The request: Give the number of lines below that contain "JSON", with no other output.

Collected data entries
>> start

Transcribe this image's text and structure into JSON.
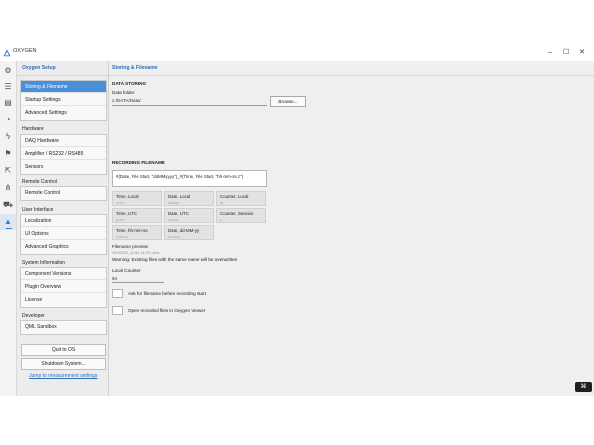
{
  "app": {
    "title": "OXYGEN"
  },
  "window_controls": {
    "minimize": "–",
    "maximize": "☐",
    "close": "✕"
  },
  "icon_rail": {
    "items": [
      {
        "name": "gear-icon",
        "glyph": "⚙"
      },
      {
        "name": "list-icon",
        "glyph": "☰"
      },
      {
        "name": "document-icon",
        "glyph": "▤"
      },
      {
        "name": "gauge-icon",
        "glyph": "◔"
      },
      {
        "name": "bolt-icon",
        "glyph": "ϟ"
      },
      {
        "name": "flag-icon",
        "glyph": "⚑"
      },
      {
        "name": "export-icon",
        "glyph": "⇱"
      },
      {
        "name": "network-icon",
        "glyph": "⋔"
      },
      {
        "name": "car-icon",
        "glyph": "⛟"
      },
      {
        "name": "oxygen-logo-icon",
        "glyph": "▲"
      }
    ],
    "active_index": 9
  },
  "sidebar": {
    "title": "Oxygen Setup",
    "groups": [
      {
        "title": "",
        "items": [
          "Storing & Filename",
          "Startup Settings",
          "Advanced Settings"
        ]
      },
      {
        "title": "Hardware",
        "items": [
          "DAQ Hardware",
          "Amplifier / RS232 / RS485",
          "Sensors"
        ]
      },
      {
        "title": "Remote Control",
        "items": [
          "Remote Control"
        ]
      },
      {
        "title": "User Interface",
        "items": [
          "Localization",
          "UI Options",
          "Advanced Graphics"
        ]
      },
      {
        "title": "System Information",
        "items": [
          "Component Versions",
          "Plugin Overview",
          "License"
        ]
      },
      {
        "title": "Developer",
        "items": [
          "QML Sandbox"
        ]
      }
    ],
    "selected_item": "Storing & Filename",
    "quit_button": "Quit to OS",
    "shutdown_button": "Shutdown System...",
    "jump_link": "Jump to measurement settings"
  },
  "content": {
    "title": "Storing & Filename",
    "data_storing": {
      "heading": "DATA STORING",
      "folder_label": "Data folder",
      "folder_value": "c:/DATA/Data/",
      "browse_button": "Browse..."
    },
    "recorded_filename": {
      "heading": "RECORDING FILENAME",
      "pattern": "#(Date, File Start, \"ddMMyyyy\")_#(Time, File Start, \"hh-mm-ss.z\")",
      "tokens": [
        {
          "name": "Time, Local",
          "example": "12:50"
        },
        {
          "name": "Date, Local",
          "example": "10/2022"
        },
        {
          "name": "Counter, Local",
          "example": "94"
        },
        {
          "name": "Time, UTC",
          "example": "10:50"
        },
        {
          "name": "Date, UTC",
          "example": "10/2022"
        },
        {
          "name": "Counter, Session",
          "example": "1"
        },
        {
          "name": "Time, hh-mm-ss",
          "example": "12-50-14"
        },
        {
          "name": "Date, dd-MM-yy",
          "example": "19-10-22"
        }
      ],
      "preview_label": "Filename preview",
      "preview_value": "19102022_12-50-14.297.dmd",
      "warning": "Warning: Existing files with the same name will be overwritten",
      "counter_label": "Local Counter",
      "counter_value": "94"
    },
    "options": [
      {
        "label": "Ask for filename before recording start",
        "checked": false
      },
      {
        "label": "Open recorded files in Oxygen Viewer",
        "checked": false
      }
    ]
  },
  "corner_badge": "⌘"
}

>> end
>> start

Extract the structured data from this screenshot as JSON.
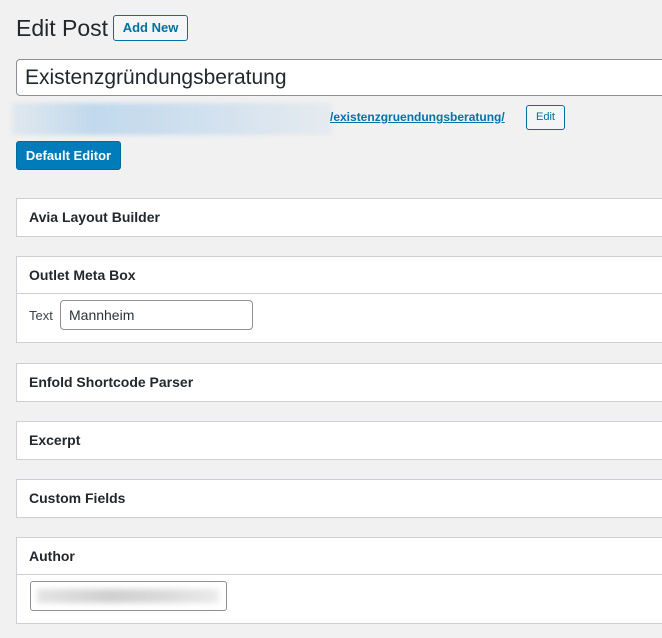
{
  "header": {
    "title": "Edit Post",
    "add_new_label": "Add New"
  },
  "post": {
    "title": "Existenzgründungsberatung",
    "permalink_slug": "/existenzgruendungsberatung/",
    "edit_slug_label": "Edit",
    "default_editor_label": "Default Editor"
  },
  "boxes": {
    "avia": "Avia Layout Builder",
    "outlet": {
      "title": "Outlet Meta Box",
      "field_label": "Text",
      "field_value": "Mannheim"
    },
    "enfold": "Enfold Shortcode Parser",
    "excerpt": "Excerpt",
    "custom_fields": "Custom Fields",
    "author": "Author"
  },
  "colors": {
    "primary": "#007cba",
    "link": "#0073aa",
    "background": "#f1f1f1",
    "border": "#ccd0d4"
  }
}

>> end

Result: 2